#### Given problem:
In the entries below, find every line holding the string "text" and collect it.

::: Records to process :::

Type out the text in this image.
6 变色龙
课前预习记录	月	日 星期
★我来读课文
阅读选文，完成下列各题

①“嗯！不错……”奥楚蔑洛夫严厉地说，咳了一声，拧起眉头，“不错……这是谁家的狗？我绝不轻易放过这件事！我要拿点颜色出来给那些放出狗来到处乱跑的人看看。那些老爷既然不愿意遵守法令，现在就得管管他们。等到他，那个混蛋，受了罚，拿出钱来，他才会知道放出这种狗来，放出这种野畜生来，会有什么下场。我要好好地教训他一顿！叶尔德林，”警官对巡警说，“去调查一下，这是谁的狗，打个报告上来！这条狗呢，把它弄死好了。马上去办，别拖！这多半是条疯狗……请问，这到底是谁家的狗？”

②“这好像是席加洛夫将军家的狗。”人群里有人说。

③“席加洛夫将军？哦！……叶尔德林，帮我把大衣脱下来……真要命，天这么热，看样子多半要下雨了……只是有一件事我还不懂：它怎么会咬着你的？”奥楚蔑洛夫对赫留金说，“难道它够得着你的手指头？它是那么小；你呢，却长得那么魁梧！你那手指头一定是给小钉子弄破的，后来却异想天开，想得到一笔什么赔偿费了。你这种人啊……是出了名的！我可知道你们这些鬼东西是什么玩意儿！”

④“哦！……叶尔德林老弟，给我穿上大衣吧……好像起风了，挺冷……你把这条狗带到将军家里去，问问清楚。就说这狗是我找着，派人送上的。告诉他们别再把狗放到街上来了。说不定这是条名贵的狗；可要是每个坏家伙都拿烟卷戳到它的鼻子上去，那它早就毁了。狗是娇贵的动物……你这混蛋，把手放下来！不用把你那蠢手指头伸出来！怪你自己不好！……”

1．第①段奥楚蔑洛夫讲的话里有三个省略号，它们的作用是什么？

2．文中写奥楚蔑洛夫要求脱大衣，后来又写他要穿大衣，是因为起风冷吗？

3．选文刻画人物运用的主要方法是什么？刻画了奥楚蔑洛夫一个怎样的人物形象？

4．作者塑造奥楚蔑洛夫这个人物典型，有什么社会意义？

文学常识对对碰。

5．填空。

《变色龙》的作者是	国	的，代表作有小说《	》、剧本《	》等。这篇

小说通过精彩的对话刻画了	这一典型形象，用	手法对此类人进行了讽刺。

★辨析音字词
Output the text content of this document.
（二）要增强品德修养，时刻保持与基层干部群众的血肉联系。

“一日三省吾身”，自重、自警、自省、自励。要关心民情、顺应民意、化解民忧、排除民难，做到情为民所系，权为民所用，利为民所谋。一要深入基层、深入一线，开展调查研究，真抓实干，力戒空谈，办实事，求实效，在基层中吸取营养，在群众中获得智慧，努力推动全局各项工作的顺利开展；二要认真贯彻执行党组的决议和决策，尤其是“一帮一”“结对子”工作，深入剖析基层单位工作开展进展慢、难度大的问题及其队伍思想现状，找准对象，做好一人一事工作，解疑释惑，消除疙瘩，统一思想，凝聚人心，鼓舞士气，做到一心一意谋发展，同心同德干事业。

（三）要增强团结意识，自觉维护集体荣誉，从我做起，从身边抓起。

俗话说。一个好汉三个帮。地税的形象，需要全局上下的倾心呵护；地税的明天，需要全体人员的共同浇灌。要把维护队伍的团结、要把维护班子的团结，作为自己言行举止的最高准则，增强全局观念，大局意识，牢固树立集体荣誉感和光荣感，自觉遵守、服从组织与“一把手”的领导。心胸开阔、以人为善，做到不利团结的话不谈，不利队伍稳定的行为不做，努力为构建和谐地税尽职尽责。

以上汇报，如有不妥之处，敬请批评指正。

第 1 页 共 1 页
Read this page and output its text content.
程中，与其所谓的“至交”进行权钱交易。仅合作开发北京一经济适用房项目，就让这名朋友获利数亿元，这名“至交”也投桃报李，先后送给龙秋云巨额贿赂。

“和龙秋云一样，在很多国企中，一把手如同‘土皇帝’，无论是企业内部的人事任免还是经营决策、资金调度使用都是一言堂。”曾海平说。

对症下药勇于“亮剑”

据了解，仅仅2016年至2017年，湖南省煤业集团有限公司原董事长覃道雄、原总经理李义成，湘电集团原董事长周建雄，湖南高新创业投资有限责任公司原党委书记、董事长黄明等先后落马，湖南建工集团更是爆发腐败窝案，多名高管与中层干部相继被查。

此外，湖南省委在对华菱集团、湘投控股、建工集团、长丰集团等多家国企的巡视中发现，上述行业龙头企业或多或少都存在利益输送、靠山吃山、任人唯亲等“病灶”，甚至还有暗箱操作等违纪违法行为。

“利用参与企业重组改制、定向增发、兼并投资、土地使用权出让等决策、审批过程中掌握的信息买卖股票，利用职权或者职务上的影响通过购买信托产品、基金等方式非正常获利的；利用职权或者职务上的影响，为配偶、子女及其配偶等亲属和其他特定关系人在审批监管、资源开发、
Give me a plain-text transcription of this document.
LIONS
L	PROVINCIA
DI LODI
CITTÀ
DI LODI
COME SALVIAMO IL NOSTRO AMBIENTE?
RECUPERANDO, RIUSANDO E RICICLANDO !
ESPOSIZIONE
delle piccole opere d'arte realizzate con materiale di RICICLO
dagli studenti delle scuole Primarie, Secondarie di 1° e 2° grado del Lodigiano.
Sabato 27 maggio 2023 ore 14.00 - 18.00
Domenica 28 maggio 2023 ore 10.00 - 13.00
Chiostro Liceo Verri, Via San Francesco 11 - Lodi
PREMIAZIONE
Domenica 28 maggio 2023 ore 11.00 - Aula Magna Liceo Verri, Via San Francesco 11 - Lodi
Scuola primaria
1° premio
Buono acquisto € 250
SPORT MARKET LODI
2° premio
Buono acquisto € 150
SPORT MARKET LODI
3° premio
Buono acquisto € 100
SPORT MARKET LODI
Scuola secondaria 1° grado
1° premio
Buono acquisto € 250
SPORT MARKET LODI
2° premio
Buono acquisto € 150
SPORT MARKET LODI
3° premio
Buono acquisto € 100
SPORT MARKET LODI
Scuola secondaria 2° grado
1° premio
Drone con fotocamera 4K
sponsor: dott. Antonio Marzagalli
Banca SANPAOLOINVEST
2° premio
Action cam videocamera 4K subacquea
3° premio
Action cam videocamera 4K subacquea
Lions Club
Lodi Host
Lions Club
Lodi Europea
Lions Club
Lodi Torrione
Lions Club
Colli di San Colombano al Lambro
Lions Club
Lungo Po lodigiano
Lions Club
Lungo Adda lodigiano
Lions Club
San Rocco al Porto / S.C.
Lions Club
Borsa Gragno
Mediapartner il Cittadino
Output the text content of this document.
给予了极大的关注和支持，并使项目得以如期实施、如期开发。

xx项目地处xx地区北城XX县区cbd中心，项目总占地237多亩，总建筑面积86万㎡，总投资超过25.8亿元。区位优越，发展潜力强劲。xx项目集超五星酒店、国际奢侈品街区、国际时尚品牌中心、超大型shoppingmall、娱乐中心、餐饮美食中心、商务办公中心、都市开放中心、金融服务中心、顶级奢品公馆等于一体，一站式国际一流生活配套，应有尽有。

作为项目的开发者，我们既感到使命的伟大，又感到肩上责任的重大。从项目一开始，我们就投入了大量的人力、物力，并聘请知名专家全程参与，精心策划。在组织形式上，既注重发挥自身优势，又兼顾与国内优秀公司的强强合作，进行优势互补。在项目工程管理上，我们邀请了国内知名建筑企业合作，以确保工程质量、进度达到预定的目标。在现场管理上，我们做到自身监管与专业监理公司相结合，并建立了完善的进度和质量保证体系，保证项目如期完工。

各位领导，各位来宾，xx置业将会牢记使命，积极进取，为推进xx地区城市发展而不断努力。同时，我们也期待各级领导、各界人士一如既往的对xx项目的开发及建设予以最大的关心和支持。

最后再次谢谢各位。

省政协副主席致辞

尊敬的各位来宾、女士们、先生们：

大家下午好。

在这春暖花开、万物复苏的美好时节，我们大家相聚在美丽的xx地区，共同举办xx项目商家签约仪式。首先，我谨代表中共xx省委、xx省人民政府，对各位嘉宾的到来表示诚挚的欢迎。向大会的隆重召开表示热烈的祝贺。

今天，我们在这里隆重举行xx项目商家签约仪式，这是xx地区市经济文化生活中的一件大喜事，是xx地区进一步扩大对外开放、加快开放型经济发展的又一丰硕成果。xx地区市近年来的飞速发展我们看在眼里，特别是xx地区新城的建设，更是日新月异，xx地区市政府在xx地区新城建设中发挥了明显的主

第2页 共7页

:::

#### Written answer:
Type out the text in this image.
Output the text content of this document.
Read this page and output its text content.
Give me a plain-text transcription of this document.
Output the text content of this document.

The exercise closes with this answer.